What is being asked »
Check every line of the entries for "жилых", and copy the lines that hold it.
>> begin Materials provided
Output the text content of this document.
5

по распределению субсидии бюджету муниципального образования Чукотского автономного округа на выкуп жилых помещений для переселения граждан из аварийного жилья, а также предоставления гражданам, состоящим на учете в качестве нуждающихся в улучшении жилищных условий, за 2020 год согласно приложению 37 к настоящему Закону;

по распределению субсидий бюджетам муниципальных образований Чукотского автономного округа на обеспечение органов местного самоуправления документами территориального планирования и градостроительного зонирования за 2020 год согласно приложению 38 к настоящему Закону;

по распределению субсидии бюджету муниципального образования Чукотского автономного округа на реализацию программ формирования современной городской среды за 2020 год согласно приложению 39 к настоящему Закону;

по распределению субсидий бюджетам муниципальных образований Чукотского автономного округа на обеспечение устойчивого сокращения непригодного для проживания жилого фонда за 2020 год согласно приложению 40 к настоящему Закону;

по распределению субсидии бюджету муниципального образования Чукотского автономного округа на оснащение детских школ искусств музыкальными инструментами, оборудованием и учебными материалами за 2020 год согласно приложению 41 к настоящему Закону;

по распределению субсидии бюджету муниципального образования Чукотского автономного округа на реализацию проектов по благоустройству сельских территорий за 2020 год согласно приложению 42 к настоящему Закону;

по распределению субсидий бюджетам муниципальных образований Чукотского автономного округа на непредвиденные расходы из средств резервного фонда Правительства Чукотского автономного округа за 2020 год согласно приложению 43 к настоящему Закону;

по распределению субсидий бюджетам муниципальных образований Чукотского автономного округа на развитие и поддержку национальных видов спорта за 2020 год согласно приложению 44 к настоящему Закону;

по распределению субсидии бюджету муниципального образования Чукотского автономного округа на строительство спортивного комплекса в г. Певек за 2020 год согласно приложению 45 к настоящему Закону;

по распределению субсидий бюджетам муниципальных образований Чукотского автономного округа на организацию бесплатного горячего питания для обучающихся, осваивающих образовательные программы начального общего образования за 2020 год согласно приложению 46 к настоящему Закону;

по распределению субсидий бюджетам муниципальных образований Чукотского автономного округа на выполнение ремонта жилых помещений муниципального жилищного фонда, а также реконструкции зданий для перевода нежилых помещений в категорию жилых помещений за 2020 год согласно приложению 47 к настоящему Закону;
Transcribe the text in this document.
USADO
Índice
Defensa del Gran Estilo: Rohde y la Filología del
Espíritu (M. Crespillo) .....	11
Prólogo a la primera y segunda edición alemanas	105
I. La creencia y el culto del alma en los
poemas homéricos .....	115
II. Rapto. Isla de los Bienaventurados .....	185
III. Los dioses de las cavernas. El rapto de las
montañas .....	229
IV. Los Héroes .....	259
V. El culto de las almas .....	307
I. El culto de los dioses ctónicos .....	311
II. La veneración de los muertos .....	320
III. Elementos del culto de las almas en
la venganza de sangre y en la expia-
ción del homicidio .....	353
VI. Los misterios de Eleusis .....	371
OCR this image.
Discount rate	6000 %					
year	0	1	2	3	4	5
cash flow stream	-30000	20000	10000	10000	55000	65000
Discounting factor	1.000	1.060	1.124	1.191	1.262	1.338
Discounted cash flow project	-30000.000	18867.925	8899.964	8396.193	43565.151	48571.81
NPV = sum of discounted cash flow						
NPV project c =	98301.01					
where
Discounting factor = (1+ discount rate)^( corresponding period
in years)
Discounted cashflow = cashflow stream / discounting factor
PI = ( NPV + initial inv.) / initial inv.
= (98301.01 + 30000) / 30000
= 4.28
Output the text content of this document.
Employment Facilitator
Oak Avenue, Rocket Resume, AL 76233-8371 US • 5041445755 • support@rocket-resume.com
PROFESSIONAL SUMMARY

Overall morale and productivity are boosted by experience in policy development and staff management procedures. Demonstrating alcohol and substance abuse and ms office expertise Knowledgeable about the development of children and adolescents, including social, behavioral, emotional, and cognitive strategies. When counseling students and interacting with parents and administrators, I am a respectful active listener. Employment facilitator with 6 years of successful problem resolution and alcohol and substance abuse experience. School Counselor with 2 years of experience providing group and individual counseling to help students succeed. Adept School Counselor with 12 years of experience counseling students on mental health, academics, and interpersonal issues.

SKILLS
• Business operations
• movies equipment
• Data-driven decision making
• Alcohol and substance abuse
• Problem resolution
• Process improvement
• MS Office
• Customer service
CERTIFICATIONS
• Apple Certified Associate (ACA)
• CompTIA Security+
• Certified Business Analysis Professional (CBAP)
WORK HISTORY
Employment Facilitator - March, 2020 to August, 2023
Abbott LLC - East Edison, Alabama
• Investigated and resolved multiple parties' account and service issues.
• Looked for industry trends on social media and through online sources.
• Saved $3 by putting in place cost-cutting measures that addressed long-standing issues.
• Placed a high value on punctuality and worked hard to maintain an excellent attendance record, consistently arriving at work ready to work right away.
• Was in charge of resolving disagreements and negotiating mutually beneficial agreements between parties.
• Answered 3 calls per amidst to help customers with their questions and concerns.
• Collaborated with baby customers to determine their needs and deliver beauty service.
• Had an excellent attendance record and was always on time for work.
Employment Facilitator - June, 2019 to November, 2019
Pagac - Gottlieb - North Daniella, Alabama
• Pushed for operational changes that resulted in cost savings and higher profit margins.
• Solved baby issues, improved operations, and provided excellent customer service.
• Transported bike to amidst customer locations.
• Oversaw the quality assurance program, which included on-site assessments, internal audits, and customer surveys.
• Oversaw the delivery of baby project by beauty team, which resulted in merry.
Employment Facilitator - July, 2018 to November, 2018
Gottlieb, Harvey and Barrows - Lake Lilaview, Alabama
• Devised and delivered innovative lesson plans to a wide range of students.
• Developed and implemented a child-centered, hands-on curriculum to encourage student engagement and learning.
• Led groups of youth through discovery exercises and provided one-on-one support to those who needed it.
>> end Materials provided
Task result »
по распределению субсидии бюджету муниципального образования Чукотского автономного округа на выкуп жилых помещений для переселения граждан из аварийного жилья, а также предоставления гражданам, состоящим на учете в качестве нуждающихся в улучшении жилищных условий, за 2020 год согласно приложению 37 к настоящему Закону;
по распределению субсидий бюджетам муниципальных образований Чукотского автономного округа на выполнение ремонта жилых помещений муниципального жилищного фонда, а также реконструкции зданий для перевода нежилых помещений в категорию жилых помещений за 2020 год согласно приложению 47 к настоящему Закону;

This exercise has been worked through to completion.